Structured figure records
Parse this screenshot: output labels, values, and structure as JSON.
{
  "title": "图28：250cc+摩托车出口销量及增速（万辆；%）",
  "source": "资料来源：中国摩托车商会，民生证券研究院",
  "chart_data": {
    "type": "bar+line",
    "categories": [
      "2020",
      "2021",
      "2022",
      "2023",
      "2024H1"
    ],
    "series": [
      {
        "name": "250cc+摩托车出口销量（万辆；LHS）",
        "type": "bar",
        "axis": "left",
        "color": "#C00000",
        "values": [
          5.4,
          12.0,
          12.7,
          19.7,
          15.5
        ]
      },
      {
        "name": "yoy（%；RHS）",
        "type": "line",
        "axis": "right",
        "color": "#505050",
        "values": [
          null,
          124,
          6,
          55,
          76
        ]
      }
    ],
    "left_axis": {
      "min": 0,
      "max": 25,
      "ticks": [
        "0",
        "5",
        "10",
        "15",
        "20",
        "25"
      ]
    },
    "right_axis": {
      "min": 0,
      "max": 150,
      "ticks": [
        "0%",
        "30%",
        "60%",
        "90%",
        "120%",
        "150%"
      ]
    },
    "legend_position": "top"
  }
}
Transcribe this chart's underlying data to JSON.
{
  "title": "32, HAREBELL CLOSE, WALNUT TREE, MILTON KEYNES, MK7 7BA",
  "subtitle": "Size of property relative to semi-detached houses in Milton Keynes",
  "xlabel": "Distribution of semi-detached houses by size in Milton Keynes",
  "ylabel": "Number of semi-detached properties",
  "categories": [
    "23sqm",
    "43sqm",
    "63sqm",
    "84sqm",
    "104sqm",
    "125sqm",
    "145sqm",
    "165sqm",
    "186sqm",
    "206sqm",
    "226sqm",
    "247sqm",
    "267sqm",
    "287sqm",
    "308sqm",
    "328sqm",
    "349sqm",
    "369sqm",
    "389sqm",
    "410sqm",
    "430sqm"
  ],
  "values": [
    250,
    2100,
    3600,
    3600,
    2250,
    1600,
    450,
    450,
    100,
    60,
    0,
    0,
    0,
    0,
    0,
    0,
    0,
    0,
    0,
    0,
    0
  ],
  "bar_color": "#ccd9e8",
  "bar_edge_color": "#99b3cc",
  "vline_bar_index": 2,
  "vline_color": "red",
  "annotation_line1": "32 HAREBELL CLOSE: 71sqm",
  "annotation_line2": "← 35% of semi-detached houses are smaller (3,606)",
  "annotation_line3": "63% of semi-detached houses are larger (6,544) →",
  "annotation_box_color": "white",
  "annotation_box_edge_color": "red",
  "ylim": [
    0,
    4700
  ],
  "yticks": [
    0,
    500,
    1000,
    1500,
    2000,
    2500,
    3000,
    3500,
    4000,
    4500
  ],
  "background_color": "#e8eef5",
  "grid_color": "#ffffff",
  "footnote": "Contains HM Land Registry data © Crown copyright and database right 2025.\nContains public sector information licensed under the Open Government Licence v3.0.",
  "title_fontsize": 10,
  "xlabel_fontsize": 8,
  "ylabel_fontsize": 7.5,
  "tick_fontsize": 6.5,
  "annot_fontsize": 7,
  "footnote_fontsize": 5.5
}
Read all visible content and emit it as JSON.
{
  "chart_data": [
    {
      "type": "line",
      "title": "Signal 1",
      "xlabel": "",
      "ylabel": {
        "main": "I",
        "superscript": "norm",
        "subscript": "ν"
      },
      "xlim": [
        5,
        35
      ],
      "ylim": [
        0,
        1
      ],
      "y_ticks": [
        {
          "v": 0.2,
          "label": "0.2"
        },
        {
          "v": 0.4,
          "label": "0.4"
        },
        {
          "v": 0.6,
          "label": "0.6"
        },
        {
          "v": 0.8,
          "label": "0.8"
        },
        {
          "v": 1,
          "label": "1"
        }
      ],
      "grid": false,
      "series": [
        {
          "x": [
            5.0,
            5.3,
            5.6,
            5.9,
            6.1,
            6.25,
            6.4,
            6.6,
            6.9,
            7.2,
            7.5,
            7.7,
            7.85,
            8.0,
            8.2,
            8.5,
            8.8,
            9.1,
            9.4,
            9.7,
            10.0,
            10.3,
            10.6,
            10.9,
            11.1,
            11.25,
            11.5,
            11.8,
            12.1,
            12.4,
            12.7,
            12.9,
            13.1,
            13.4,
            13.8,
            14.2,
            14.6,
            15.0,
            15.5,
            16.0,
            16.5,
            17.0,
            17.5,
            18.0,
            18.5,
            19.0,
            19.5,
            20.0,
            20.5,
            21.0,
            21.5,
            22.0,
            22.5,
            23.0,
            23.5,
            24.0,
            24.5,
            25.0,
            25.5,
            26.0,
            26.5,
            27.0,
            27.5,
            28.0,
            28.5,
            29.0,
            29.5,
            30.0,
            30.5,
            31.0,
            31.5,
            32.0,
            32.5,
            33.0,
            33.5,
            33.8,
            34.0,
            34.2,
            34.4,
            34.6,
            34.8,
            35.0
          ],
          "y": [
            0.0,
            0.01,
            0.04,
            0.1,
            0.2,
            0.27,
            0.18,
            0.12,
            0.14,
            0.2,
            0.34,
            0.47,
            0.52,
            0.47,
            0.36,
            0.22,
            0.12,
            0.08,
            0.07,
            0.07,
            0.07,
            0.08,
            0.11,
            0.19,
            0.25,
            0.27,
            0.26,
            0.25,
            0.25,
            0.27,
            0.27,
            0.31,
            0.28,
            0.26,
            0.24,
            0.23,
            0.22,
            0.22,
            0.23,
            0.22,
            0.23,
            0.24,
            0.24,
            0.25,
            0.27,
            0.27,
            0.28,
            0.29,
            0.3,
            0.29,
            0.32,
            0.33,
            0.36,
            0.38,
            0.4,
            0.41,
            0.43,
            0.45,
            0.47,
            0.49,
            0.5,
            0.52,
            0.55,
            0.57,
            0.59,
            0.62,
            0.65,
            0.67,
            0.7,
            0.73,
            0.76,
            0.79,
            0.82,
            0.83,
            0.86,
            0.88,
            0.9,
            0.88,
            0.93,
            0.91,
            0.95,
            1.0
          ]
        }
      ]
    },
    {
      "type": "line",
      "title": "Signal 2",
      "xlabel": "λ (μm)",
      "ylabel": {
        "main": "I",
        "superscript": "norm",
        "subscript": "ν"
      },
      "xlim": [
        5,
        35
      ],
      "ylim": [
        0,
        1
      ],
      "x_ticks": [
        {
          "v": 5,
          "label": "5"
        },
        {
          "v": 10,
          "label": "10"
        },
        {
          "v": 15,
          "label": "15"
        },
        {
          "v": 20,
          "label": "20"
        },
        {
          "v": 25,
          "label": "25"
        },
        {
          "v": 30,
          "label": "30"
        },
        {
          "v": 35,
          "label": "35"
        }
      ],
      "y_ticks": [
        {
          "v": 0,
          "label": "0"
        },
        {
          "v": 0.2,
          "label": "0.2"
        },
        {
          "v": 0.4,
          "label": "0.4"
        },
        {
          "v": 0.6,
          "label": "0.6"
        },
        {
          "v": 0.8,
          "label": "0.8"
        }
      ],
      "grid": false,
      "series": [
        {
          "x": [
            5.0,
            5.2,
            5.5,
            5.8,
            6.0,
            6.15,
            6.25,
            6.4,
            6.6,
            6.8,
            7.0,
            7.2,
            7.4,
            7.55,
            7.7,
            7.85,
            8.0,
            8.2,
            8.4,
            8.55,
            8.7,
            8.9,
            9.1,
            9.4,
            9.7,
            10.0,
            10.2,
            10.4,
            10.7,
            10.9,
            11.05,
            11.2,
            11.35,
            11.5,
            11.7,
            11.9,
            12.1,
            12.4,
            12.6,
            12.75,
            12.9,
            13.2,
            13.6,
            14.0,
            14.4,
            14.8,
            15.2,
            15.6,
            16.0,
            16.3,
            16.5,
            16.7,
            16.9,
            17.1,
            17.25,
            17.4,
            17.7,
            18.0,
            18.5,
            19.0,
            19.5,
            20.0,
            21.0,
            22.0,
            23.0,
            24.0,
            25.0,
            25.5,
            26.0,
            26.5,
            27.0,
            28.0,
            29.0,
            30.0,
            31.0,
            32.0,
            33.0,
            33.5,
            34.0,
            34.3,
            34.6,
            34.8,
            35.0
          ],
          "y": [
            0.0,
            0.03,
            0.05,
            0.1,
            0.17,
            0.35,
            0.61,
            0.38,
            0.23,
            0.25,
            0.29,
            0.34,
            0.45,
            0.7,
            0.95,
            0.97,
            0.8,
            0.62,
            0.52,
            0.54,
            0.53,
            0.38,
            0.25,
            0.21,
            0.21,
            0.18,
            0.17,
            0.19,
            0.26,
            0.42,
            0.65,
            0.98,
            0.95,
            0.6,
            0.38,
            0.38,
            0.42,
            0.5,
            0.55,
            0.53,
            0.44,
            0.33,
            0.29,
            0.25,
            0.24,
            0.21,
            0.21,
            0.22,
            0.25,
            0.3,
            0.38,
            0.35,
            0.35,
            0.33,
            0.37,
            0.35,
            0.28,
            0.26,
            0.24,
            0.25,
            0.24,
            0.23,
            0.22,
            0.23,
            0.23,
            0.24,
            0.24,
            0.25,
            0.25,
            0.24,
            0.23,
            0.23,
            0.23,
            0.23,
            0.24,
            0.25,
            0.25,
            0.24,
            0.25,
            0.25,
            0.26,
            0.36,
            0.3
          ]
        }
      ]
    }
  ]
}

■ **Task goal**: Which lines include "name"? Copy each of them out.

■ **Answer to the problem**:
        "name": "250cc+摩托车出口销量（万辆；LHS）",
        "name": "yoy（%；RHS）",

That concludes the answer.